EXERCISE INSTRUCTIONS: Restate all of the data exactly.

RECORDED INFORMATION:
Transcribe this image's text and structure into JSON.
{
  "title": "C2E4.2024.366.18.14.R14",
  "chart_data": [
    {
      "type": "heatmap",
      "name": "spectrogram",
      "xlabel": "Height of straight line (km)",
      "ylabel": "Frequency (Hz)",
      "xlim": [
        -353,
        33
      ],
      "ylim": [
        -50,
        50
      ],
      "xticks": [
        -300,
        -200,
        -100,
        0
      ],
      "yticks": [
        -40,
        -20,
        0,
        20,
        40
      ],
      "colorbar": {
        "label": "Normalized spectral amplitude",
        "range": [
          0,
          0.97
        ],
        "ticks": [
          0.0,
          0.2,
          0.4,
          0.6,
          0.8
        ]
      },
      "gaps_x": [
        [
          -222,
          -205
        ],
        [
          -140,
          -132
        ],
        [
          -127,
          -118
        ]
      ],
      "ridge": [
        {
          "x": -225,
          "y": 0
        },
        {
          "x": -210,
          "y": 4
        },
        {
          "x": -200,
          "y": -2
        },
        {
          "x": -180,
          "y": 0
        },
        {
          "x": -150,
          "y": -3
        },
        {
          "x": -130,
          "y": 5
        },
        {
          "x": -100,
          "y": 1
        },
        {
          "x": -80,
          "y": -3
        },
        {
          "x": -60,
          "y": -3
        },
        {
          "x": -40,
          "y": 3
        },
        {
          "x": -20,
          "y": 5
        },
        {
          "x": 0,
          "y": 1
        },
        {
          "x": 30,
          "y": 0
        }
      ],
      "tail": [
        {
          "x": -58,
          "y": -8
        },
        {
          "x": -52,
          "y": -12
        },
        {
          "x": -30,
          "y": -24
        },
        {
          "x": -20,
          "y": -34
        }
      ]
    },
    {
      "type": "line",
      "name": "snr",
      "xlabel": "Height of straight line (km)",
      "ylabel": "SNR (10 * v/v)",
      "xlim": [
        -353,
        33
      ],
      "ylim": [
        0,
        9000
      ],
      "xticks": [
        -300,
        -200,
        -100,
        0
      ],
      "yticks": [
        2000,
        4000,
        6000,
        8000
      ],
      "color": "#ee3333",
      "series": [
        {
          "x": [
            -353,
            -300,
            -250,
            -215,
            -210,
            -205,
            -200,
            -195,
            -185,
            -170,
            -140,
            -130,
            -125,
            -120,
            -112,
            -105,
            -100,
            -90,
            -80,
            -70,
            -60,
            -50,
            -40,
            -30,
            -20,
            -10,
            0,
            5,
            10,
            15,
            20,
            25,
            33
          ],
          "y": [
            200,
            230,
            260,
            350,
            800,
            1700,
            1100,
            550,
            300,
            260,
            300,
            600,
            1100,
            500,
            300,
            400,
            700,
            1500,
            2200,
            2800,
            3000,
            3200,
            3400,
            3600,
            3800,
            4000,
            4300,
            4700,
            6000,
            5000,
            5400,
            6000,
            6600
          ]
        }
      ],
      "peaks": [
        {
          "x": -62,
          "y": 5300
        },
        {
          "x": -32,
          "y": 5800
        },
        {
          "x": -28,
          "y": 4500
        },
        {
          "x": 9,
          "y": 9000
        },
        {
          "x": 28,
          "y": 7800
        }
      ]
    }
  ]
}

RESULT OF THE TASK:
Transcribe this image's text and structure into JSON.
{
  "title": "C2E4.2024.366.18.14.R14",
  "chart_data": [
    {
      "type": "heatmap",
      "name": "spectrogram",
      "xlabel": "Height of straight line (km)",
      "ylabel": "Frequency (Hz)",
      "xlim": [
        -353,
        33
      ],
      "ylim": [
        -50,
        50
      ],
      "xticks": [
        -300,
        -200,
        -100,
        0
      ],
      "yticks": [
        -40,
        -20,
        0,
        20,
        40
      ],
      "colorbar": {
        "label": "Normalized spectral amplitude",
        "range": [
          0,
          0.97
        ],
        "ticks": [
          0.0,
          0.2,
          0.4,
          0.6,
          0.8
        ]
      },
      "gaps_x": [
        [
          -222,
          -205
        ],
        [
          -140,
          -132
        ],
        [
          -127,
          -118
        ]
      ],
      "ridge": [
        {
          "x": -225,
          "y": 0
        },
        {
          "x": -210,
          "y": 4
        },
        {
          "x": -200,
          "y": -2
        },
        {
          "x": -180,
          "y": 0
        },
        {
          "x": -150,
          "y": -3
        },
        {
          "x": -130,
          "y": 5
        },
        {
          "x": -100,
          "y": 1
        },
        {
          "x": -80,
          "y": -3
        },
        {
          "x": -60,
          "y": -3
        },
        {
          "x": -40,
          "y": 3
        },
        {
          "x": -20,
          "y": 5
        },
        {
          "x": 0,
          "y": 1
        },
        {
          "x": 30,
          "y": 0
        }
      ],
      "tail": [
        {
          "x": -58,
          "y": -8
        },
        {
          "x": -52,
          "y": -12
        },
        {
          "x": -30,
          "y": -24
        },
        {
          "x": -20,
          "y": -34
        }
      ]
    },
    {
      "type": "line",
      "name": "snr",
      "xlabel": "Height of straight line (km)",
      "ylabel": "SNR (10 * v/v)",
      "xlim": [
        -353,
        33
      ],
      "ylim": [
        0,
        9000
      ],
      "xticks": [
        -300,
        -200,
        -100,
        0
      ],
      "yticks": [
        2000,
        4000,
        6000,
        8000
      ],
      "color": "#ee3333",
      "series": [
        {
          "x": [
            -353,
            -300,
            -250,
            -215,
            -210,
            -205,
            -200,
            -195,
            -185,
            -170,
            -140,
            -130,
            -125,
            -120,
            -112,
            -105,
            -100,
            -90,
            -80,
            -70,
            -60,
            -50,
            -40,
            -30,
            -20,
            -10,
            0,
            5,
            10,
            15,
            20,
            25,
            33
          ],
          "y": [
            200,
            230,
            260,
            350,
            800,
            1700,
            1100,
            550,
            300,
            260,
            300,
            600,
            1100,
            500,
            300,
            400,
            700,
            1500,
            2200,
            2800,
            3000,
            3200,
            3400,
            3600,
            3800,
            4000,
            4300,
            4700,
            6000,
            5000,
            5400,
            6000,
            6600
          ]
        }
      ],
      "peaks": [
        {
          "x": -62,
          "y": 5300
        },
        {
          "x": -32,
          "y": 5800
        },
        {
          "x": -28,
          "y": 4500
        },
        {
          "x": 9,
          "y": 9000
        },
        {
          "x": 28,
          "y": 7800
        }
      ]
    }
  ]
}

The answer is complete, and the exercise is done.